GOAL: Below is a listing; write it out exactly and drop any images from it.

DATA TO USE:
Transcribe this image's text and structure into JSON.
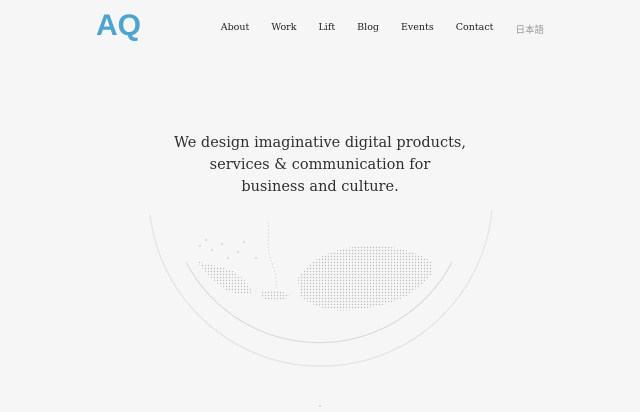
{
  "header": {
    "logo": "AQ",
    "nav": [
      {
        "label": "About"
      },
      {
        "label": "Work"
      },
      {
        "label": "Lift"
      },
      {
        "label": "Blog"
      },
      {
        "label": "Events"
      },
      {
        "label": "Contact"
      },
      {
        "label": "日本語"
      }
    ]
  },
  "hero": {
    "lines": [
      "We design imaginative digital products,",
      "services & communication for",
      "business and culture."
    ]
  },
  "colors": {
    "accent": "#4fa3cf",
    "background": "#f6f6f6",
    "text": "#2f2f2f"
  },
  "icons": [
    "globe-illustration"
  ]
}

ANSWER TO THE PROBLEM:
Transcribe this image's text and structure into JSON.
{
  "header": {
    "logo": "AQ",
    "nav": [
      {
        "label": "About"
      },
      {
        "label": "Work"
      },
      {
        "label": "Lift"
      },
      {
        "label": "Blog"
      },
      {
        "label": "Events"
      },
      {
        "label": "Contact"
      },
      {
        "label": "日本語"
      }
    ]
  },
  "hero": {
    "lines": [
      "We design imaginative digital products,",
      "services & communication for",
      "business and culture."
    ]
  },
  "colors": {
    "accent": "#4fa3cf",
    "background": "#f6f6f6",
    "text": "#2f2f2f"
  },
  "icons": [
    "globe-illustration"
  ]
}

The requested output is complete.